- **Stated exercise**:
Every line of the data must be copied exactly.

__________________________________________________

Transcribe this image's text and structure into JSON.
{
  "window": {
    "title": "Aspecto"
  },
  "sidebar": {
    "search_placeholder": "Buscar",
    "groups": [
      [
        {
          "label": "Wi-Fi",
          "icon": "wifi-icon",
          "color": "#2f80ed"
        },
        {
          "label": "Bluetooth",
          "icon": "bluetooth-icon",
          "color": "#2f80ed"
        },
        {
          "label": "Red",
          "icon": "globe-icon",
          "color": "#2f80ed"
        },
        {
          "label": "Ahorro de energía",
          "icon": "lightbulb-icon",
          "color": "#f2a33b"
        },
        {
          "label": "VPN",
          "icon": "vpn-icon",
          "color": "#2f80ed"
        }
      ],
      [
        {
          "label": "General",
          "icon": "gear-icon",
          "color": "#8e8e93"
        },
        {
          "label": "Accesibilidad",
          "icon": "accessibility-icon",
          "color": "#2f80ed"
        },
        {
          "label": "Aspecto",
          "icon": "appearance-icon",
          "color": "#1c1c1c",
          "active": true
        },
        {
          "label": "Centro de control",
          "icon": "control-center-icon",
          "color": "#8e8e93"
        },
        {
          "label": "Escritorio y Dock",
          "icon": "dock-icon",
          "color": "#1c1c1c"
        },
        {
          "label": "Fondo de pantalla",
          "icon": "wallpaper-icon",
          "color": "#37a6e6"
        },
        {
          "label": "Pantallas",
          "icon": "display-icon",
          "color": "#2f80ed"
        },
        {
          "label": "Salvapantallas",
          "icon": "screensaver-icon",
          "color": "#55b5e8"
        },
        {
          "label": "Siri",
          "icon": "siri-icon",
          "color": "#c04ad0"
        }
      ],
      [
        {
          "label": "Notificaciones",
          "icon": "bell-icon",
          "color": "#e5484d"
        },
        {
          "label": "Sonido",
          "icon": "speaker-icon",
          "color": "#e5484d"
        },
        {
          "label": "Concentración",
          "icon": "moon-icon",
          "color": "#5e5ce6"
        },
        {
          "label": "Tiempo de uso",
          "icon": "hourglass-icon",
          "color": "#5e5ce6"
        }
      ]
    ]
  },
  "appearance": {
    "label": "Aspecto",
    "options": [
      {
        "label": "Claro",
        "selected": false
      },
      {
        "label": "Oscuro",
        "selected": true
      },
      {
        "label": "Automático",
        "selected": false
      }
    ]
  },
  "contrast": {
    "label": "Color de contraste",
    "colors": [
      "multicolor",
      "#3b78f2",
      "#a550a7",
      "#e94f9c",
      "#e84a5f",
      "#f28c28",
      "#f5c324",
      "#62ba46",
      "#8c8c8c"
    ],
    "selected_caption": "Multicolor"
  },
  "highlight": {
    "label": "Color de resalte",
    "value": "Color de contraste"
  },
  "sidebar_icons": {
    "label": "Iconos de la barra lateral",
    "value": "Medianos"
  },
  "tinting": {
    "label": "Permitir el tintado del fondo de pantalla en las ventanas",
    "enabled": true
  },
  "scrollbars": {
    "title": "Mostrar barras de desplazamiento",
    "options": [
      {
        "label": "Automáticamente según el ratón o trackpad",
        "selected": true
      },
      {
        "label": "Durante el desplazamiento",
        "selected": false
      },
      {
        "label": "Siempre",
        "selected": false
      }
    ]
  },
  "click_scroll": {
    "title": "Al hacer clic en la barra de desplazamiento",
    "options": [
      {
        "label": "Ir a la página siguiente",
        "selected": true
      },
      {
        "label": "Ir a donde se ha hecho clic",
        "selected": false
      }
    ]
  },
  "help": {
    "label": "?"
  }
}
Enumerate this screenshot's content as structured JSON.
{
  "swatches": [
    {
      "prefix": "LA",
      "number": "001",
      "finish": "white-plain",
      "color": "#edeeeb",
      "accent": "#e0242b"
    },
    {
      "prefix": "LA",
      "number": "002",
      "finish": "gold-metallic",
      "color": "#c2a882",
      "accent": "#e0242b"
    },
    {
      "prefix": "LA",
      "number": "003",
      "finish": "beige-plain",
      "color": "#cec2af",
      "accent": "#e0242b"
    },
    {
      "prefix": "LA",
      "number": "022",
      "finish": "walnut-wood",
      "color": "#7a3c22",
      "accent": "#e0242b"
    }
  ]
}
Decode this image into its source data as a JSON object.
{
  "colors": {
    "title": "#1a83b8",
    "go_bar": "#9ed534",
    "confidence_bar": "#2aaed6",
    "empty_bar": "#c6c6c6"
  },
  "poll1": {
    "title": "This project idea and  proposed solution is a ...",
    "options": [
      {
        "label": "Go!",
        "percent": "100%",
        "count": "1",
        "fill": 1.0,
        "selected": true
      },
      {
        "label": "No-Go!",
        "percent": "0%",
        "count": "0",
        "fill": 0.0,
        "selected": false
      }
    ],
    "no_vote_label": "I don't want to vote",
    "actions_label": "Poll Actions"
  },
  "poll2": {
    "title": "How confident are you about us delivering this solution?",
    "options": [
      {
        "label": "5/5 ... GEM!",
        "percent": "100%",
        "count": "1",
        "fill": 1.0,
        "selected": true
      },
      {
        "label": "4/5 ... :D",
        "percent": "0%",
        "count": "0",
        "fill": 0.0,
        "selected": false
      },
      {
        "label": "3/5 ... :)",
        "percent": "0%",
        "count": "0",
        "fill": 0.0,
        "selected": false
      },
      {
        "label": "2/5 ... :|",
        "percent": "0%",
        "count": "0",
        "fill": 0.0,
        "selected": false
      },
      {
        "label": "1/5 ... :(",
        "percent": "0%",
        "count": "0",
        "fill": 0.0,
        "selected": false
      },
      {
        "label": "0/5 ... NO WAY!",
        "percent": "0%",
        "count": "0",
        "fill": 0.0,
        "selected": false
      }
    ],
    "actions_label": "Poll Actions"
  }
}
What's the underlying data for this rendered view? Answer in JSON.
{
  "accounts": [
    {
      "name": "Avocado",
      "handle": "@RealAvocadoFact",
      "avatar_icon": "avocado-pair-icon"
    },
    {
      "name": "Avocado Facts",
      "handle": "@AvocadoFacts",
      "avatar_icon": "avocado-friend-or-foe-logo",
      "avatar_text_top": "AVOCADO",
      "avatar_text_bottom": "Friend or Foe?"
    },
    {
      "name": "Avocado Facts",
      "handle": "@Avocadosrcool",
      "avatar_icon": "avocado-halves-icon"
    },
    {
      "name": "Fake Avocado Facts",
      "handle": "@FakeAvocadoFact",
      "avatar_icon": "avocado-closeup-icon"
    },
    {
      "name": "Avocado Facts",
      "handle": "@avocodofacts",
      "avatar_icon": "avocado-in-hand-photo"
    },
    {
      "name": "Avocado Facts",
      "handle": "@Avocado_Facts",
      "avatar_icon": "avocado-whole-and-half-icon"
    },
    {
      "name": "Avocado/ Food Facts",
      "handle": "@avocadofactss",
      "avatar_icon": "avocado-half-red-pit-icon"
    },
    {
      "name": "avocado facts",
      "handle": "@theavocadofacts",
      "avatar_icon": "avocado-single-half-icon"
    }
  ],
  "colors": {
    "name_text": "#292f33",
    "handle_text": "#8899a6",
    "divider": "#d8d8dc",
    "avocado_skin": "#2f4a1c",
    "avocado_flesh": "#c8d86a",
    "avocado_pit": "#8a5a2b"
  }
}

__________________________________________________

- **Answer to this exercise**:
Transcribe this image's text and structure into JSON.
{
  "window": {
    "title": "Aspecto"
  },
  "sidebar": {
    "search_placeholder": "Buscar",
    "groups": [
      [
        {
          "label": "Wi-Fi",
          "icon": "wifi-icon",
          "color": "#2f80ed"
        },
        {
          "label": "Bluetooth",
          "icon": "bluetooth-icon",
          "color": "#2f80ed"
        },
        {
          "label": "Red",
          "icon": "globe-icon",
          "color": "#2f80ed"
        },
        {
          "label": "Ahorro de energía",
          "icon": "lightbulb-icon",
          "color": "#f2a33b"
        },
        {
          "label": "VPN",
          "icon": "vpn-icon",
          "color": "#2f80ed"
        }
      ],
      [
        {
          "label": "General",
          "icon": "gear-icon",
          "color": "#8e8e93"
        },
        {
          "label": "Accesibilidad",
          "icon": "accessibility-icon",
          "color": "#2f80ed"
        },
        {
          "label": "Aspecto",
          "icon": "appearance-icon",
          "color": "#1c1c1c",
          "active": true
        },
        {
          "label": "Centro de control",
          "icon": "control-center-icon",
          "color": "#8e8e93"
        },
        {
          "label": "Escritorio y Dock",
          "icon": "dock-icon",
          "color": "#1c1c1c"
        },
        {
          "label": "Fondo de pantalla",
          "icon": "wallpaper-icon",
          "color": "#37a6e6"
        },
        {
          "label": "Pantallas",
          "icon": "display-icon",
          "color": "#2f80ed"
        },
        {
          "label": "Salvapantallas",
          "icon": "screensaver-icon",
          "color": "#55b5e8"
        },
        {
          "label": "Siri",
          "icon": "siri-icon",
          "color": "#c04ad0"
        }
      ],
      [
        {
          "label": "Notificaciones",
          "icon": "bell-icon",
          "color": "#e5484d"
        },
        {
          "label": "Sonido",
          "icon": "speaker-icon",
          "color": "#e5484d"
        },
        {
          "label": "Concentración",
          "icon": "moon-icon",
          "color": "#5e5ce6"
        },
        {
          "label": "Tiempo de uso",
          "icon": "hourglass-icon",
          "color": "#5e5ce6"
        }
      ]
    ]
  },
  "appearance": {
    "label": "Aspecto",
    "options": [
      {
        "label": "Claro",
        "selected": false
      },
      {
        "label": "Oscuro",
        "selected": true
      },
      {
        "label": "Automático",
        "selected": false
      }
    ]
  },
  "contrast": {
    "label": "Color de contraste",
    "colors": [
      "multicolor",
      "#3b78f2",
      "#a550a7",
      "#e94f9c",
      "#e84a5f",
      "#f28c28",
      "#f5c324",
      "#62ba46",
      "#8c8c8c"
    ],
    "selected_caption": "Multicolor"
  },
  "highlight": {
    "label": "Color de resalte",
    "value": "Color de contraste"
  },
  "sidebar_icons": {
    "label": "Iconos de la barra lateral",
    "value": "Medianos"
  },
  "tinting": {
    "label": "Permitir el tintado del fondo de pantalla en las ventanas",
    "enabled": true
  },
  "scrollbars": {
    "title": "Mostrar barras de desplazamiento",
    "options": [
      {
        "label": "Automáticamente según el ratón o trackpad",
        "selected": true
      },
      {
        "label": "Durante el desplazamiento",
        "selected": false
      },
      {
        "label": "Siempre",
        "selected": false
      }
    ]
  },
  "click_scroll": {
    "title": "Al hacer clic en la barra de desplazamiento",
    "options": [
      {
        "label": "Ir a la página siguiente",
        "selected": true
      },
      {
        "label": "Ir a donde se ha hecho clic",
        "selected": false
      }
    ]
  },
  "help": {
    "label": "?"
  }
}
Enumerate this screenshot's content as structured JSON.
{
  "swatches": [
    {
      "prefix": "LA",
      "number": "001",
      "finish": "white-plain",
      "color": "#edeeeb",
      "accent": "#e0242b"
    },
    {
      "prefix": "LA",
      "number": "002",
      "finish": "gold-metallic",
      "color": "#c2a882",
      "accent": "#e0242b"
    },
    {
      "prefix": "LA",
      "number": "003",
      "finish": "beige-plain",
      "color": "#cec2af",
      "accent": "#e0242b"
    },
    {
      "prefix": "LA",
      "number": "022",
      "finish": "walnut-wood",
      "color": "#7a3c22",
      "accent": "#e0242b"
    }
  ]
}
Decode this image into its source data as a JSON object.
{
  "colors": {
    "title": "#1a83b8",
    "go_bar": "#9ed534",
    "confidence_bar": "#2aaed6",
    "empty_bar": "#c6c6c6"
  },
  "poll1": {
    "title": "This project idea and  proposed solution is a ...",
    "options": [
      {
        "label": "Go!",
        "percent": "100%",
        "count": "1",
        "fill": 1.0,
        "selected": true
      },
      {
        "label": "No-Go!",
        "percent": "0%",
        "count": "0",
        "fill": 0.0,
        "selected": false
      }
    ],
    "no_vote_label": "I don't want to vote",
    "actions_label": "Poll Actions"
  },
  "poll2": {
    "title": "How confident are you about us delivering this solution?",
    "options": [
      {
        "label": "5/5 ... GEM!",
        "percent": "100%",
        "count": "1",
        "fill": 1.0,
        "selected": true
      },
      {
        "label": "4/5 ... :D",
        "percent": "0%",
        "count": "0",
        "fill": 0.0,
        "selected": false
      },
      {
        "label": "3/5 ... :)",
        "percent": "0%",
        "count": "0",
        "fill": 0.0,
        "selected": false
      },
      {
        "label": "2/5 ... :|",
        "percent": "0%",
        "count": "0",
        "fill": 0.0,
        "selected": false
      },
      {
        "label": "1/5 ... :(",
        "percent": "0%",
        "count": "0",
        "fill": 0.0,
        "selected": false
      },
      {
        "label": "0/5 ... NO WAY!",
        "percent": "0%",
        "count": "0",
        "fill": 0.0,
        "selected": false
      }
    ],
    "actions_label": "Poll Actions"
  }
}
What's the underlying data for this rendered view? Answer in JSON.
{
  "accounts": [
    {
      "name": "Avocado",
      "handle": "@RealAvocadoFact",
      "avatar_icon": "avocado-pair-icon"
    },
    {
      "name": "Avocado Facts",
      "handle": "@AvocadoFacts",
      "avatar_icon": "avocado-friend-or-foe-logo",
      "avatar_text_top": "AVOCADO",
      "avatar_text_bottom": "Friend or Foe?"
    },
    {
      "name": "Avocado Facts",
      "handle": "@Avocadosrcool",
      "avatar_icon": "avocado-halves-icon"
    },
    {
      "name": "Fake Avocado Facts",
      "handle": "@FakeAvocadoFact",
      "avatar_icon": "avocado-closeup-icon"
    },
    {
      "name": "Avocado Facts",
      "handle": "@avocodofacts",
      "avatar_icon": "avocado-in-hand-photo"
    },
    {
      "name": "Avocado Facts",
      "handle": "@Avocado_Facts",
      "avatar_icon": "avocado-whole-and-half-icon"
    },
    {
      "name": "Avocado/ Food Facts",
      "handle": "@avocadofactss",
      "avatar_icon": "avocado-half-red-pit-icon"
    },
    {
      "name": "avocado facts",
      "handle": "@theavocadofacts",
      "avatar_icon": "avocado-single-half-icon"
    }
  ],
  "colors": {
    "name_text": "#292f33",
    "handle_text": "#8899a6",
    "divider": "#d8d8dc",
    "avocado_skin": "#2f4a1c",
    "avocado_flesh": "#c8d86a",
    "avocado_pit": "#8a5a2b"
  }
}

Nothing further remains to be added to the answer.